Your task | Could you output each line of the data that follows exactly?

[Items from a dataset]
#####
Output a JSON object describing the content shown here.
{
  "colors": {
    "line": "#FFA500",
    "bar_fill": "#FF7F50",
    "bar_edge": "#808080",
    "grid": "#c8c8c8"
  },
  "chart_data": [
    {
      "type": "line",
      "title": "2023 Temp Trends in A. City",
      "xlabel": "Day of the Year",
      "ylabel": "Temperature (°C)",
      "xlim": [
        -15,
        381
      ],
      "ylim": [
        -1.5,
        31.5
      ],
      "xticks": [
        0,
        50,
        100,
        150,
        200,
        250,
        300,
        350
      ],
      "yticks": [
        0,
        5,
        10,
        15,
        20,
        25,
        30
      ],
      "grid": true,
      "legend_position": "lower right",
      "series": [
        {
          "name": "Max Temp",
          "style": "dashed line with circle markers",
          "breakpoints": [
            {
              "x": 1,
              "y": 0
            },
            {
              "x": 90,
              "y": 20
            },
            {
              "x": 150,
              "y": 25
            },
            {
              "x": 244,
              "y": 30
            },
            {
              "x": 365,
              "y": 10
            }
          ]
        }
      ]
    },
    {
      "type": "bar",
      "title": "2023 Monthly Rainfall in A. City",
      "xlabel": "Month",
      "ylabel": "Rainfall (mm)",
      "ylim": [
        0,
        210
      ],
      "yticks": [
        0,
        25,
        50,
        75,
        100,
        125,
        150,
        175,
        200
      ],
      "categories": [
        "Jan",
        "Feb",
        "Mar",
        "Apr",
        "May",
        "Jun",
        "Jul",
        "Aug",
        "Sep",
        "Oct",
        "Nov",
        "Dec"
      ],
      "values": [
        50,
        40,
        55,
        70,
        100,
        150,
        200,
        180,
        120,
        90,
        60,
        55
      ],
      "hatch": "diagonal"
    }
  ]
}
#####
Answer for the task |
Output a JSON object describing the content shown here.
{
  "colors": {
    "line": "#FFA500",
    "bar_fill": "#FF7F50",
    "bar_edge": "#808080",
    "grid": "#c8c8c8"
  },
  "chart_data": [
    {
      "type": "line",
      "title": "2023 Temp Trends in A. City",
      "xlabel": "Day of the Year",
      "ylabel": "Temperature (°C)",
      "xlim": [
        -15,
        381
      ],
      "ylim": [
        -1.5,
        31.5
      ],
      "xticks": [
        0,
        50,
        100,
        150,
        200,
        250,
        300,
        350
      ],
      "yticks": [
        0,
        5,
        10,
        15,
        20,
        25,
        30
      ],
      "grid": true,
      "legend_position": "lower right",
      "series": [
        {
          "name": "Max Temp",
          "style": "dashed line with circle markers",
          "breakpoints": [
            {
              "x": 1,
              "y": 0
            },
            {
              "x": 90,
              "y": 20
            },
            {
              "x": 150,
              "y": 25
            },
            {
              "x": 244,
              "y": 30
            },
            {
              "x": 365,
              "y": 10
            }
          ]
        }
      ]
    },
    {
      "type": "bar",
      "title": "2023 Monthly Rainfall in A. City",
      "xlabel": "Month",
      "ylabel": "Rainfall (mm)",
      "ylim": [
        0,
        210
      ],
      "yticks": [
        0,
        25,
        50,
        75,
        100,
        125,
        150,
        175,
        200
      ],
      "categories": [
        "Jan",
        "Feb",
        "Mar",
        "Apr",
        "May",
        "Jun",
        "Jul",
        "Aug",
        "Sep",
        "Oct",
        "Nov",
        "Dec"
      ],
      "values": [
        50,
        40,
        55,
        70,
        100,
        150,
        200,
        180,
        120,
        90,
        60,
        55
      ],
      "hatch": "diagonal"
    }
  ]
}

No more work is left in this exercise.